### [EXERCISE REQUIREMENTS]
Gather every line from the entries below that includes "Розділ".

### [RECORDS TO PROCESS]
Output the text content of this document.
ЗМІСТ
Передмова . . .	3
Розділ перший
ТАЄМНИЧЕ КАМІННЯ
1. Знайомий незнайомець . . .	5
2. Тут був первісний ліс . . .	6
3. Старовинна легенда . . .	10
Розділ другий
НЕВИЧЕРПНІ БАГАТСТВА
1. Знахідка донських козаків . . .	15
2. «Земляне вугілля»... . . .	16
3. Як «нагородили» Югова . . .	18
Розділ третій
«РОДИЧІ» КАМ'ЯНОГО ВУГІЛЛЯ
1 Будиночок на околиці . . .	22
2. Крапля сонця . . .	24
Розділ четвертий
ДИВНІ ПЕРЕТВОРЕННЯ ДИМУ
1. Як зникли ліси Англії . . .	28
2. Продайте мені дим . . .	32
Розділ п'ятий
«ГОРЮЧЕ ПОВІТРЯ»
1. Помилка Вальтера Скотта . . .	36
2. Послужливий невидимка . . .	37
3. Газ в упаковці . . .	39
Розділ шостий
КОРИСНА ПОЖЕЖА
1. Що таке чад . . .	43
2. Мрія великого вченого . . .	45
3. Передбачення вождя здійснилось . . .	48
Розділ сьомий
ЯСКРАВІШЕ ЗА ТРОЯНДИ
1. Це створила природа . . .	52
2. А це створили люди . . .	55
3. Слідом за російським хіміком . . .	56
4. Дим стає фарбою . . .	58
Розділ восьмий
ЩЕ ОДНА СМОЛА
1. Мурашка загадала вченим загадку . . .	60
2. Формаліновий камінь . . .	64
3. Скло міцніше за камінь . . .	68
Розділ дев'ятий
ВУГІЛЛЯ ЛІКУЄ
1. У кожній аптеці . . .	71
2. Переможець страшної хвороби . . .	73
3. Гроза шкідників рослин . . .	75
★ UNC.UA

### [EXERCISE RESPONSE]
Розділ перший
Розділ другий
Розділ третій
Розділ четвертий
Розділ п'ятий
Розділ шостий
Розділ сьомий
Розділ восьмий
Розділ дев'ятий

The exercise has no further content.